Exercise =
In the records that follow, locate every line with "West" and extract it.

Dataset items:
--- START ---

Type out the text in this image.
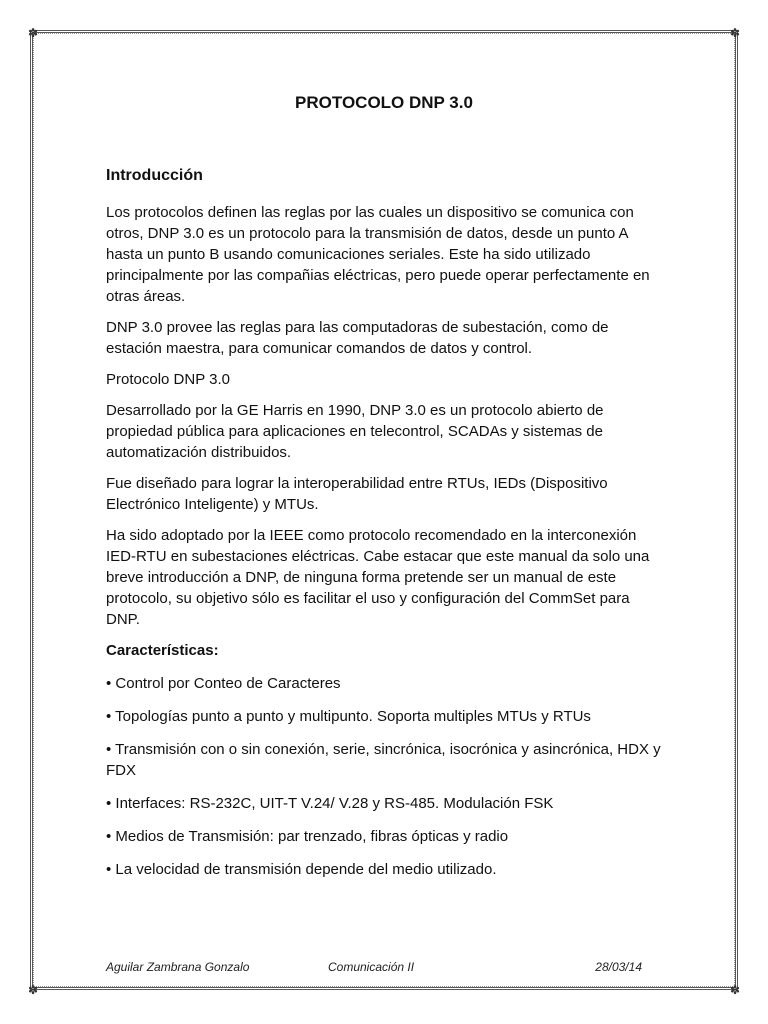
✽	✽
✽	✽
PROTOCOLO DNP 3.0
Introducción

Los protocolos definen las reglas por las cuales un dispositivo se comunica con otros, DNP 3.0 es un protocolo para la transmisión de datos, desde un punto A hasta un punto B usando comunicaciones seriales. Este ha sido utilizado principalmente por las compañias eléctricas, pero puede operar perfectamente en otras áreas.

DNP 3.0 provee las reglas para las computadoras de subestación, como de estación maestra, para comunicar comandos de datos y control.

Protocolo DNP 3.0

Desarrollado por la GE Harris en 1990, DNP 3.0 es un protocolo abierto de propiedad pública para aplicaciones en telecontrol, SCADAs y sistemas de automatización distribuidos.

Fue diseñado para lograr la interoperabilidad entre RTUs, IEDs (Dispositivo Electrónico Inteligente) y MTUs.

Ha sido adoptado por la IEEE como protocolo recomendado en la interconexión IED-RTU en subestaciones eléctricas. Cabe estacar que este manual da solo una breve introducción a DNP, de ninguna forma pretende ser un manual de este protocolo, su objetivo sólo es facilitar el uso y configuración del CommSet para DNP.

Características:
• Control por Conteo de Caracteres
• Topologías punto a punto y multipunto. Soporta multiples MTUs y RTUs
• Transmisión con o sin conexión, serie, sincrónica, isocrónica y asincrónica, HDX y FDX
• Interfaces: RS-232C, UIT-T V.24/ V.28 y RS-485. Modulación FSK
• Medios de Transmisión: par trenzado, fibras ópticas y radio
• La velocidad de transmisión depende del medio utilizado.
Aguilar Zambrana Gonzalo	Comunicación II	28/03/14
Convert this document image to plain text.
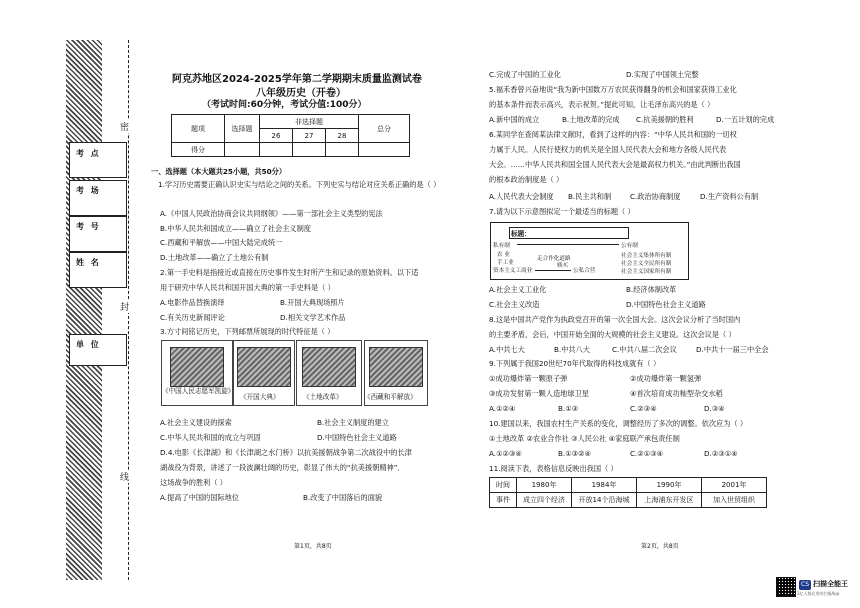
考 点
考 场
考 号
姓 名
单 位
密
封
线
阿克苏地区2024-2025学年第二学期期末质量监测试卷
八年级历史（开卷）
（考试时间:60分钟，考试分值:100分）
题项	选择题	非选择题			总分
		26	27	28	
得分					
一、选择题（本大题共25小题，共50分）
1.学习历史需要正确认识史实与结论之间的关系。下列史实与结论对应关系正确的是（ ）
A.《中国人民政治协商会议共同纲领》——第一部社会主义类型的宪法
B.中华人民共和国成立——确立了社会主义制度
C.西藏和平解放——中国大陆完成统一
D.土地改革——确立了土地公有制
2.第一手史料是指接近或直接在历史事件发生时所产生和记录的原始资料。以下适
用于研究中华人民共和国开国大典的第一手史料是（ ）
A.电影作品替换演绎	B.开国大典现场照片
C.有关历史新闻评论	D.相关文学艺术作品
3.方寸间铭记历史，下列邮票所展现的时代特征是（ ）
《中国人民志愿军凯旋》
《开国大典》	《土地改革》	《西藏和平解放》
A.社会主义建设的探索	B.社会主义制度的建立
C.中华人民共和国的成立与巩固	D.中国特色社会主义道路
D.4.电影《长津湖》和《长津湖之水门桥》以抗美援朝战争第二次战役中的长津
湖战役为背景，讲述了一段波澜壮阔的历史，彰显了伟大的“抗美援朝精神”．
这场战争的胜利（ ）
A.提高了中国的国际地位	B.改变了中国落后的面貌
第1页，共8页
C.完成了中国的工业化	D.实现了中国领土完整
5.福禾香曾兴奋地说“我为新中国数万万农民获得翻身的机会和国家获得工业化
的基本条件而表示高兴，表示祝贺。”提此可知，让毛泽东高兴的是（ ）
A.新中国的成立	B.土地改革的完成 C.抗美援朝的胜利	D.一五计划的完成
6.某同学在查阅某法律文献时，看到了这样的内容：“中华人民共和国的一切权
力属于人民。人民行使权力的机关是全国人民代表大会和地方各级人民代表
大会。……中华人民共和国全国人民代表大会是最高权力机关。”由此判断出我国
的根本政治制度是（ ）
A.人民代表大会制度 B.民主共和制	C.政治协商制度	D.生产资料公有制
7.请为以下示意图拟定一个最适当的标题（ ）
标题：
私有制	公有制
农 业
手工业
资本主义工商业
走合作化道路
赎买
公私合营
社会主义集体所有制
社会主义全民所有制
社会主义国家所有制
A.社会主义工业化	B.经济体制改革
C.社会主义改造	D.中国特色社会主义道路
8.这是中国共产党作为执政党召开的第一次全国大会。这次会议分析了当时国内
的主要矛盾，会后，中国开始全面的大规模的社会主义建设。这次会议是（ ）
A.中共七大	B.中共八大	C.中共八届二次会议	D.中共十一届三中全会
9.下列属于我国20世纪70年代取得的科技成就有（ ）
①成功爆炸第一颗原子弹	②成功爆炸第一颗氢弹
③成功发射第一颗人造地球卫星	④首次培育成功籼型杂交水稻
A.①②④	B.①③	C.②③④	D.③④
10.建国以来，我国农村生产关系的变化，调整经历了多次的调整。依次应为（ ）
①土地改革 ②农业合作社 ③人民公社 ④家庭联产承包责任制
A.①②③④	B.①③②④	C.②①③④	D.②③①④
11.阅读下表，表格信息反映出我国（ ）
时间	1980年	1984年	1990年	2001年
事件	成立四个经济	开放14个沿海城	上海浦东开发区	加入世贸组织
第2页，共8页
CS 扫描全能王
3亿人都在用的扫描App
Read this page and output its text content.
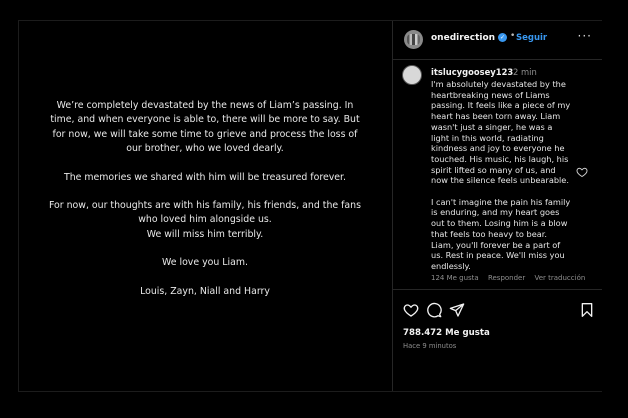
We’re completely devastated by the news of Liam’s passing. In time, and when everyone is able to, there will be more to say. But for now, we will take some time to grieve and process the loss of our brother, who we loved dearly.

The memories we shared with him will be treasured forever.

For now, our thoughts are with his family, his friends, and the fans who loved him alongside us.

We will miss him terribly.

We love you Liam.

Louis, Zayn, Niall and Harry

onedirection ✓ • Seguir	···
itslucygoosey123 2 min

I'm absolutely devastated by the heartbreaking news of Liams passing. It feels like a piece of my heart has been torn away. Liam wasn't just a singer, he was a light in this world, radiating kindness and joy to everyone he touched. His music, his laugh, his spirit lifted so many of us, and now the silence feels unbearable.

I can't imagine the pain his family is enduring, and my heart goes out to them. Losing him is a blow that feels too heavy to bear. Liam, you'll forever be a part of us. Rest in peace. We'll miss you endlessly.

124 Me gusta Responder Ver traducción
788.472 Me gusta
Hace 9 minutos
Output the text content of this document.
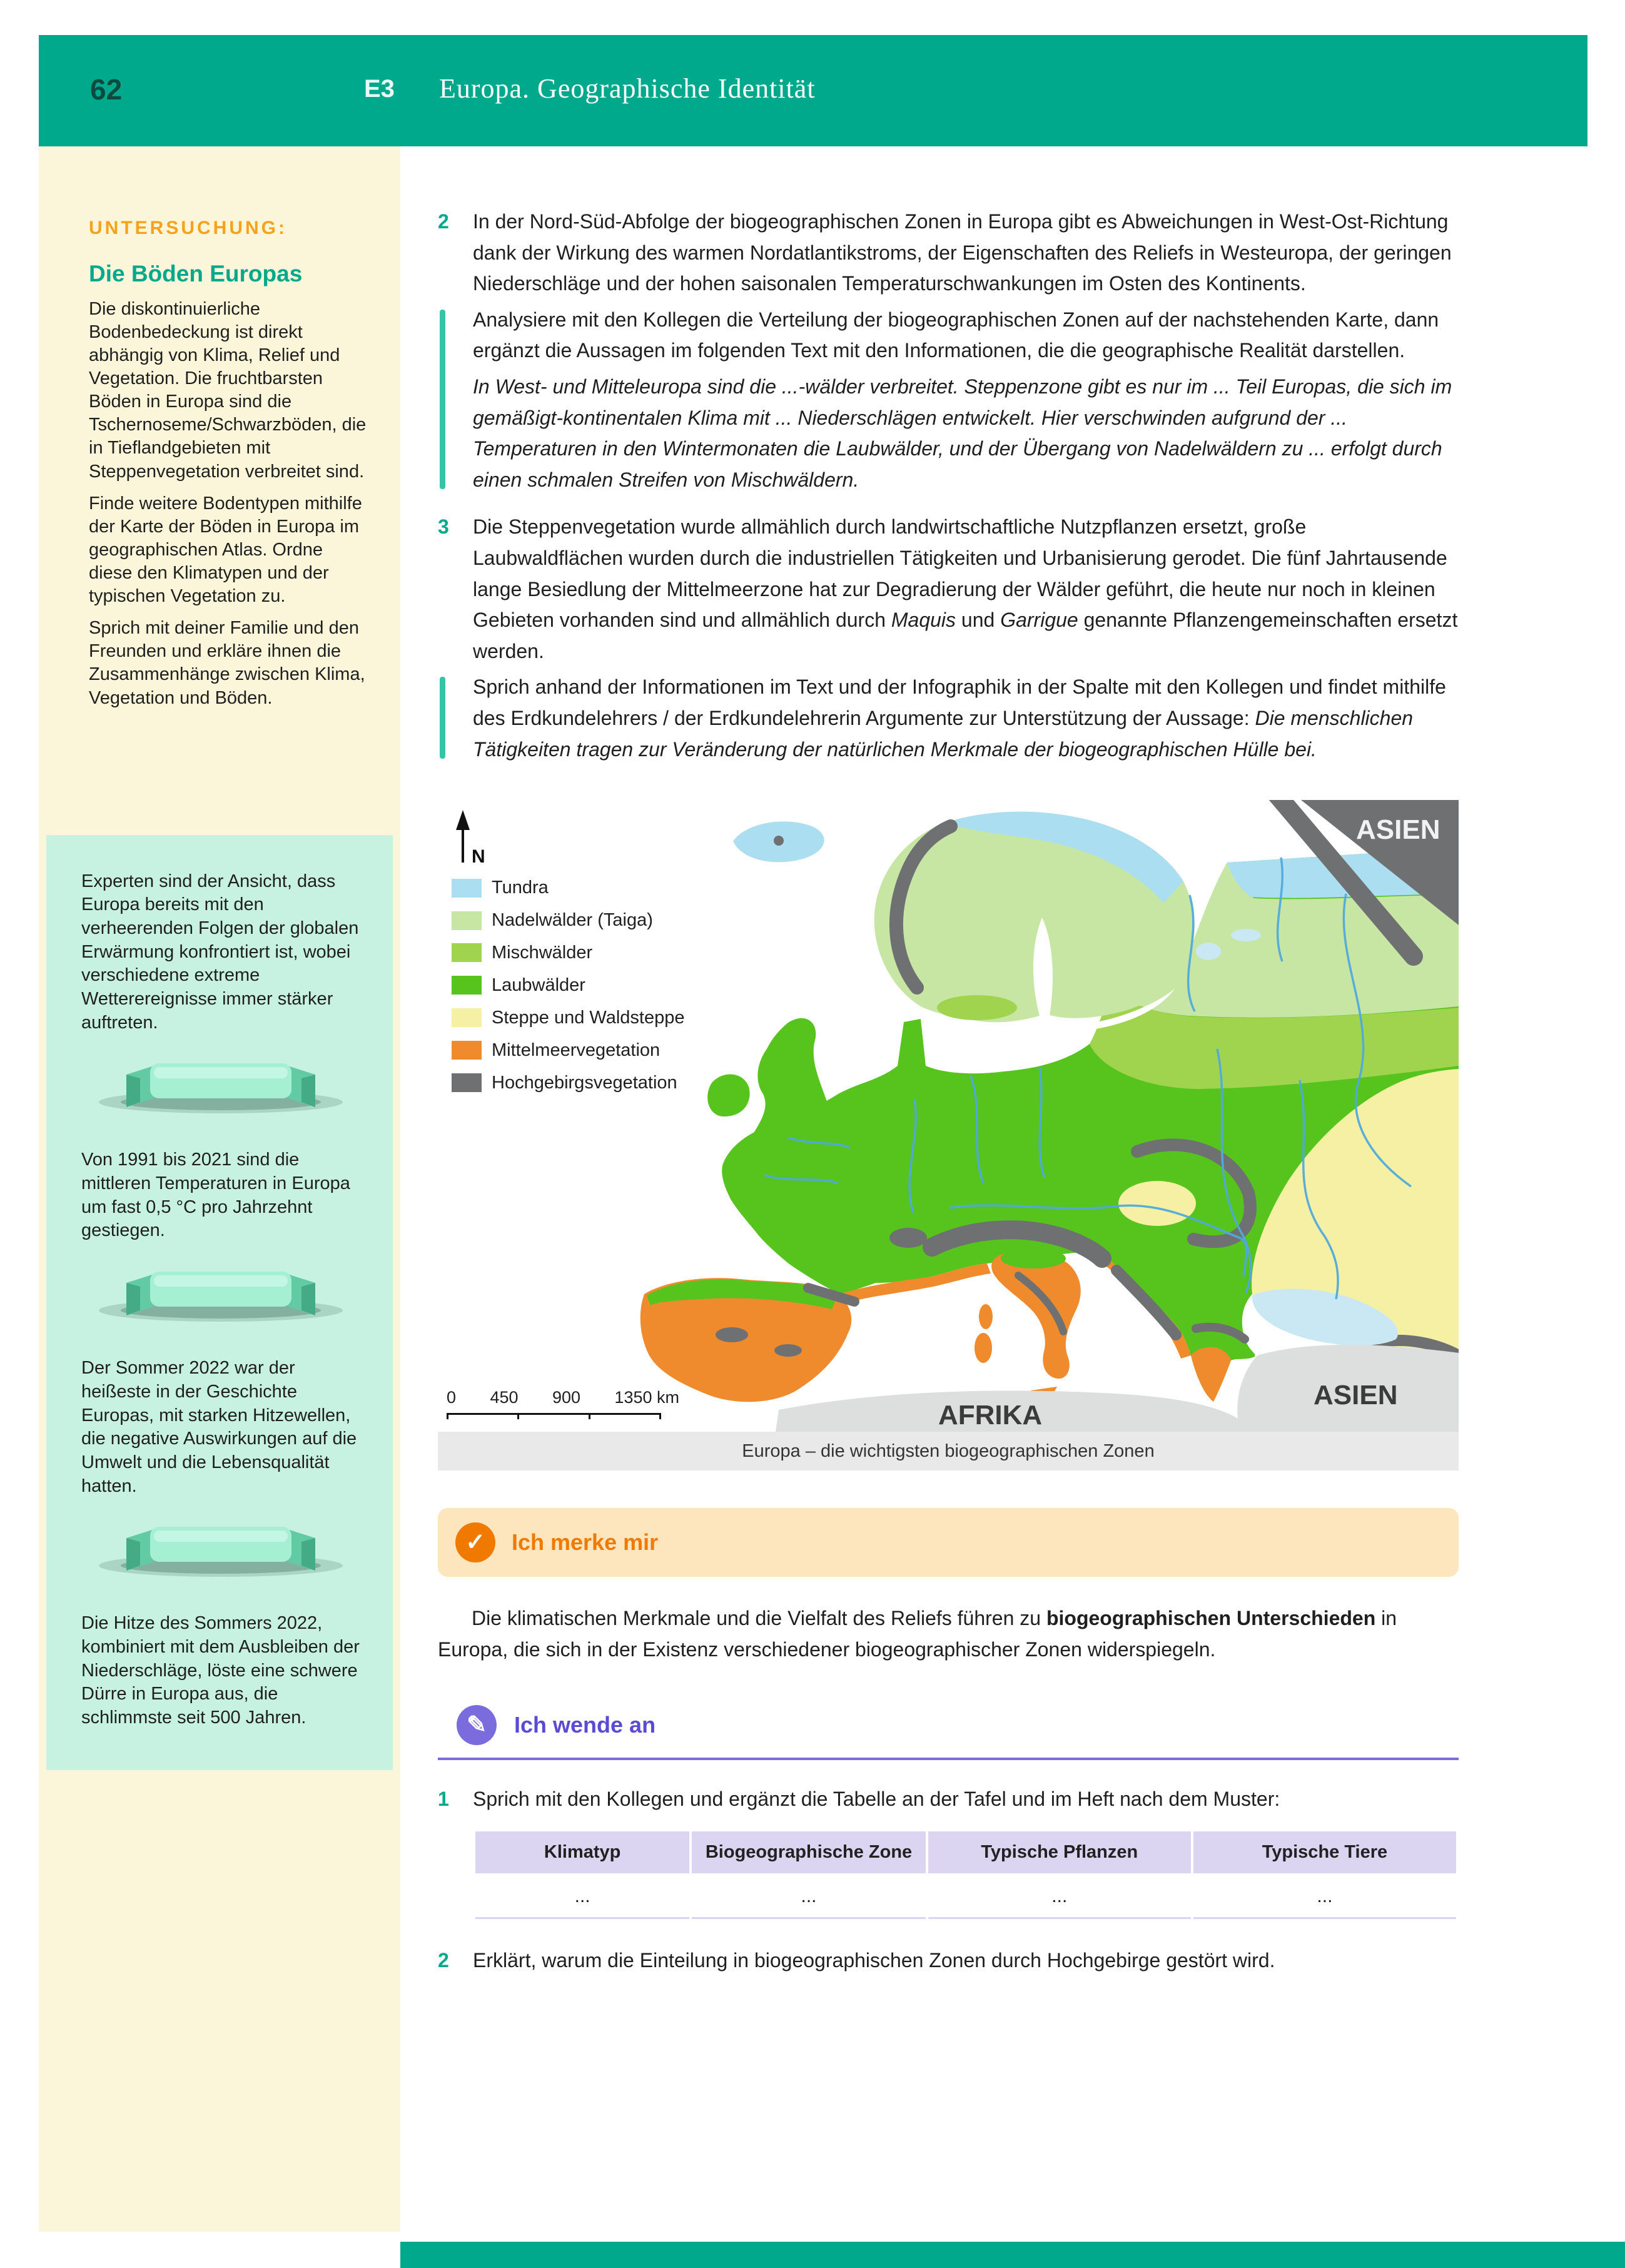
62	E3 Europa. Geographische Identität
UNTERSUCHUNG:
Die Böden Europas

Die diskontinuierliche Bodenbedeckung ist direkt abhängig von Klima, Relief und Vegetation. Die fruchtbarsten Böden in Europa sind die Tschernoseme/Schwarzböden, die in Tieflandgebieten mit Steppenvegetation verbreitet sind.

Finde weitere Bodentypen mithilfe der Karte der Böden in Europa im geographischen Atlas. Ordne diese den Klimatypen und der typischen Vegetation zu.

Sprich mit deiner Familie und den Freunden und erkläre ihnen die Zusammenhänge zwischen Klima, Vegetation und Böden.

Experten sind der Ansicht, dass Europa bereits mit den verheerenden Folgen der globalen Erwärmung konfrontiert ist, wobei verschiedene extreme Wetterereignisse immer stärker auftreten.

Von 1991 bis 2021 sind die mittleren Temperaturen in Europa um fast 0,5 °C pro Jahrzehnt gestiegen.

Der Sommer 2022 war der heißeste in der Geschichte Europas, mit starken Hitzewellen, die negative Auswirkungen auf die Umwelt und die Lebensqualität hatten.

Die Hitze des Sommers 2022, kombiniert mit dem Ausbleiben der Niederschläge, löste eine schwere Dürre in Europa aus, die schlimmste seit 500 Jahren.

2 In der Nord-Süd-Abfolge der biogeographischen Zonen in Europa gibt es Abweichungen in West-Ost-Richtung dank der Wirkung des warmen Nordatlantikstroms, der Eigenschaften des Reliefs in Westeuropa, der geringen Niederschläge und der hohen saisonalen Temperaturschwankungen im Osten des Kontinents.

Analysiere mit den Kollegen die Verteilung der biogeographischen Zonen auf der nachstehenden Karte, dann ergänzt die Aussagen im folgenden Text mit den Informationen, die die geographische Realität darstellen.

In West- und Mitteleuropa sind die ...-wälder verbreitet. Steppenzone gibt es nur im ... Teil Europas, die sich im gemäßigt-kontinentalen Klima mit ... Niederschlägen entwickelt. Hier verschwinden aufgrund der ... Temperaturen in den Wintermonaten die Laubwälder, und der Übergang von Nadelwäldern zu ... erfolgt durch einen schmalen Streifen von Mischwäldern.

3 Die Steppenvegetation wurde allmählich durch landwirtschaftliche Nutzpflanzen ersetzt, große Laubwaldflächen wurden durch die industriellen Tätigkeiten und Urbanisierung gerodet. Die fünf Jahrtausende lange Besiedlung der Mittelmeerzone hat zur Degradierung der Wälder geführt, die heute nur noch in kleinen Gebieten vorhanden sind und allmählich durch Maquis und Garrigue genannte Pflanzengemeinschaften ersetzt werden.

Sprich anhand der Informationen im Text und der Infographik in der Spalte mit den Kollegen und findet mithilfe des Erdkundelehrers / der Erdkundelehrerin Argumente zur Unterstützung der Aussage: Die menschlichen Tätigkeiten tragen zur Veränderung der natürlichen Merkmale der biogeographischen Hülle bei.

N
ASIEN
ASIEN
AFRIKA
Tundra
Nadelwälder (Taiga)
Mischwälder
Laubwälder
Steppe und Waldsteppe
Mittelmeervegetation
Hochgebirgsvegetation
0 450 900 1350 km
Europa – die wichtigsten biogeographischen Zonen
✓	Ich merke mir

Die klimatischen Merkmale und die Vielfalt des Reliefs führen zu biogeographischen Unterschieden in Europa, die sich in der Existenz verschiedener biogeographischer Zonen widerspiegeln.

✎	Ich wende an
1 Sprich mit den Kollegen und ergänzt die Tabelle an der Tafel und im Heft nach dem Muster:

Klimatyp	Biogeographische Zone	Typische Pflanzen	Typische Tiere
...	...	...	...
2 Erklärt, warum die Einteilung in biogeographischen Zonen durch Hochgebirge gestört wird.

--- END ---

Output for this exercise =
2 In der Nord-Süd-Abfolge der biogeographischen Zonen in Europa gibt es Abweichungen in West-Ost-Richtung dank der Wirkung des warmen Nordatlantikstroms, der Eigenschaften des Reliefs in Westeuropa, der geringen Niederschläge und der hohen saisonalen Temperaturschwankungen im Osten des Kontinents.
In West- und Mitteleuropa sind die ...-wälder verbreitet. Steppenzone gibt es nur im ... Teil Europas, die sich im gemäßigt-kontinentalen Klima mit ... Niederschlägen entwickelt. Hier verschwinden aufgrund der ... Temperaturen in den Wintermonaten die Laubwälder, und der Übergang von Nadelwäldern zu ... erfolgt durch einen schmalen Streifen von Mischwäldern.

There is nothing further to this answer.